TASK DESCRIPTION: For every line in the data below that contains "shown", copy the line.

* * * * *

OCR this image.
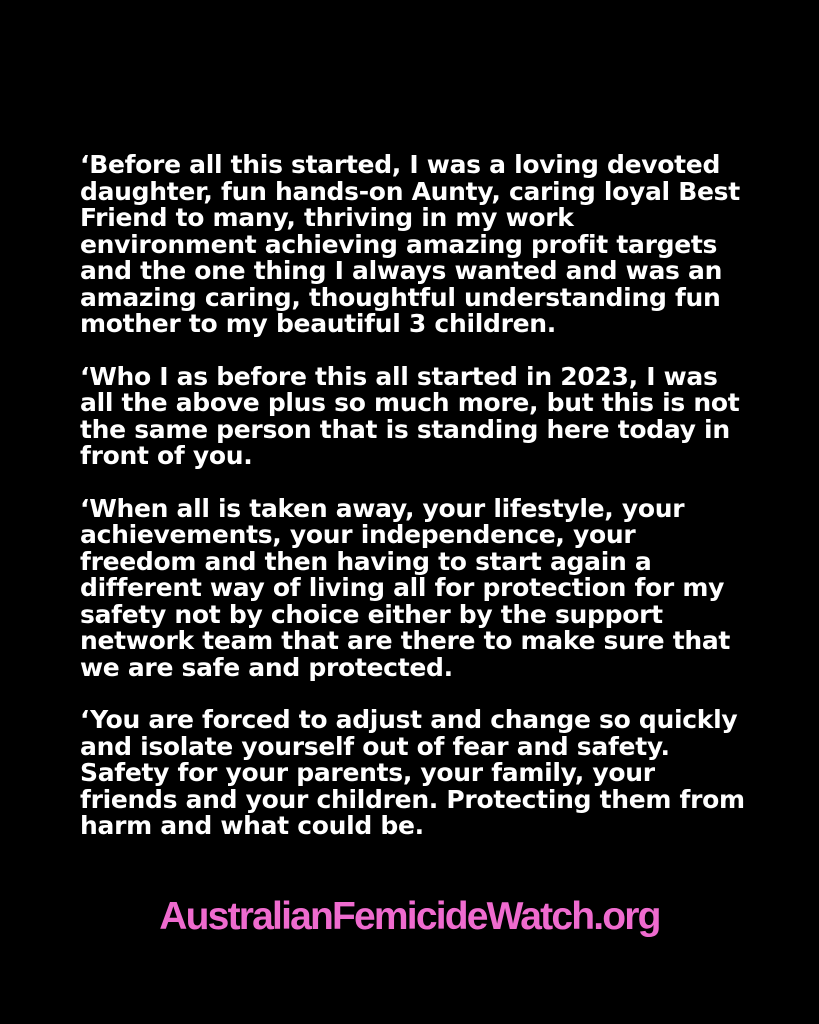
‘Before all this started, I was a loving devoted daughter, fun hands-on Aunty, caring loyal Best Friend to many, thriving in my work environment achieving amazing profit targets and the one thing I always wanted and was an amazing caring, thoughtful understanding fun mother to my beautiful 3 children.

‘Who I as before this all started in 2023, I was all the above plus so much more, but this is not the same person that is standing here today in front of you.

‘When all is taken away, your lifestyle, your achievements, your independence, your freedom and then having to start again a different way of living all for protection for my safety not by choice either by the support network team that are there to make sure that we are safe and protected.

‘You are forced to adjust and change so quickly and isolate yourself out of fear and safety. Safety for your parents, your family, your friends and your children. Protecting them from harm and what could be.

AustralianFemicideWatch.org
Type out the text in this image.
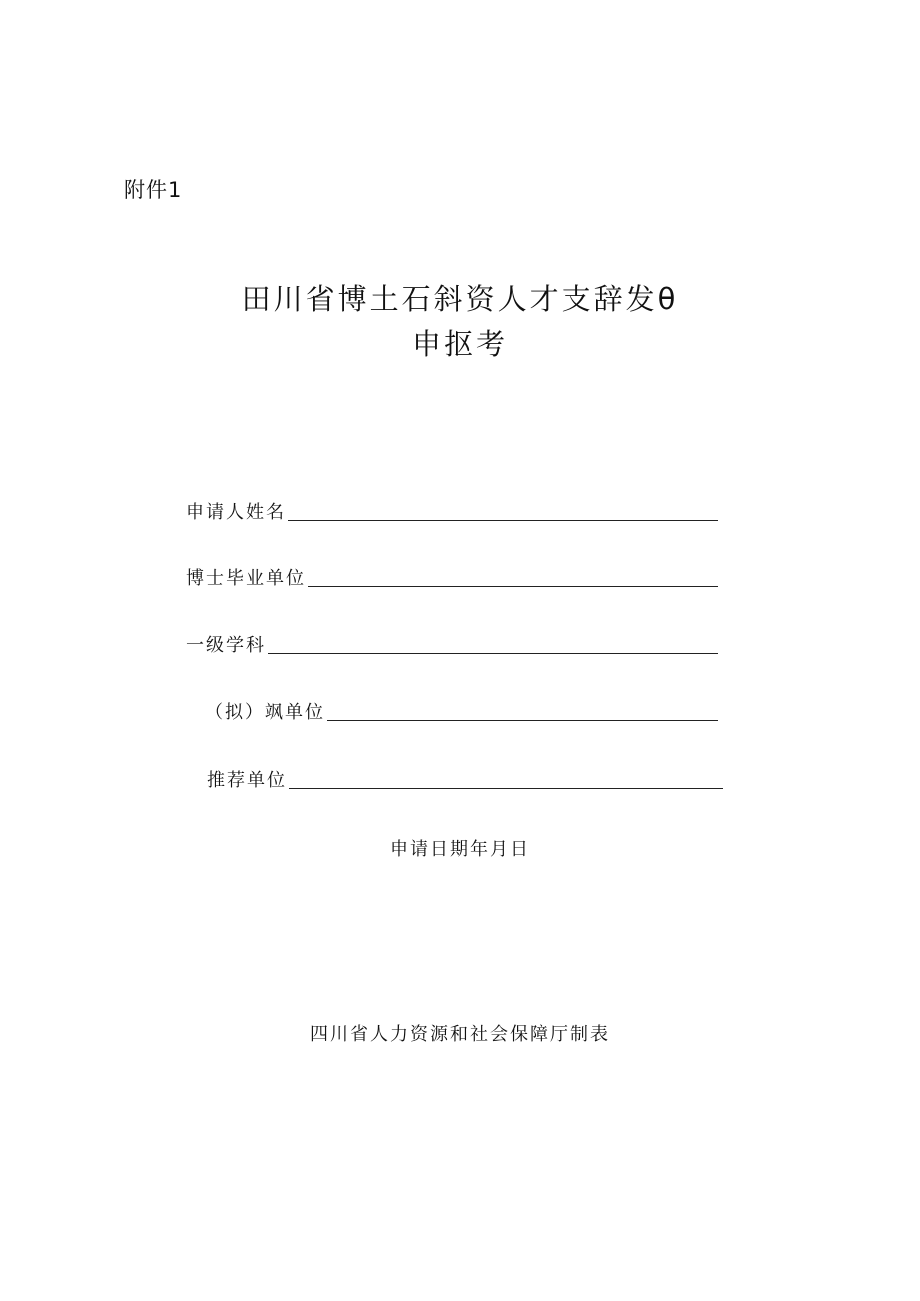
附件1
田川省博土石斜资人才支辞发θ
申抠考
申请人姓名
博士毕业单位
一级学科
（拟）飒单位
推荐单位
申请日期年月日
四川省人力资源和社会保障厅制表
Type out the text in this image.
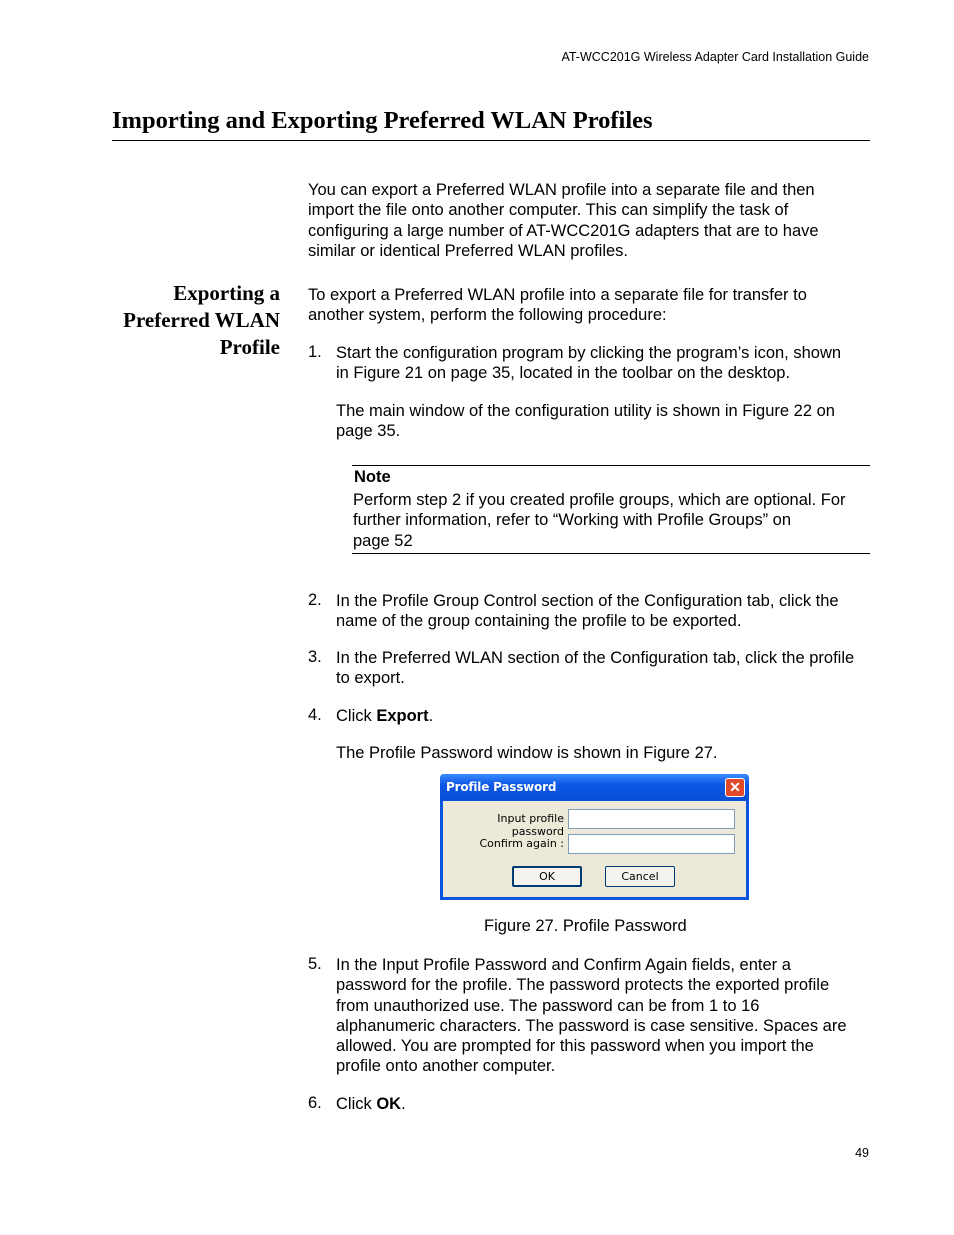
AT-WCC201G Wireless Adapter Card Installation Guide
Importing and Exporting Preferred WLAN Profiles
You can export a Preferred WLAN profile into a separate file and then
import the file onto another computer. This can simplify the task of
configuring a large number of AT-WCC201G adapters that are to have
similar or identical Preferred WLAN profiles.
Exporting a
Preferred WLAN
Profile
To export a Preferred WLAN profile into a separate file for transfer to
another system, perform the following procedure:
1. Start the configuration program by clicking the program’s icon, shown
in Figure 21 on page 35, located in the toolbar on the desktop.
The main window of the configuration utility is shown in Figure 22 on
page 35.
Note
Perform step 2 if you created profile groups, which are optional. For
further information, refer to “Working with Profile Groups” on
page 52
2. In the Profile Group Control section of the Configuration tab, click the
name of the group containing the profile to be exported.
3. In the Preferred WLAN section of the Configuration tab, click the profile
to export.
4. Click Export.
The Profile Password window is shown in Figure 27.
Profile Password	✕
Input profile password
Confirm again :
OK	Cancel
Figure 27. Profile Password
5. In the Input Profile Password and Confirm Again fields, enter a
password for the profile. The password protects the exported profile
from unauthorized use. The password can be from 1 to 16
alphanumeric characters. The password is case sensitive. Spaces are
allowed. You are prompted for this password when you import the
profile onto another computer.
6. Click OK.
49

* * * * *

TASK RESPONSE:
1. Start the configuration program by clicking the program’s icon, shown
The main window of the configuration utility is shown in Figure 22 on
The Profile Password window is shown in Figure 27.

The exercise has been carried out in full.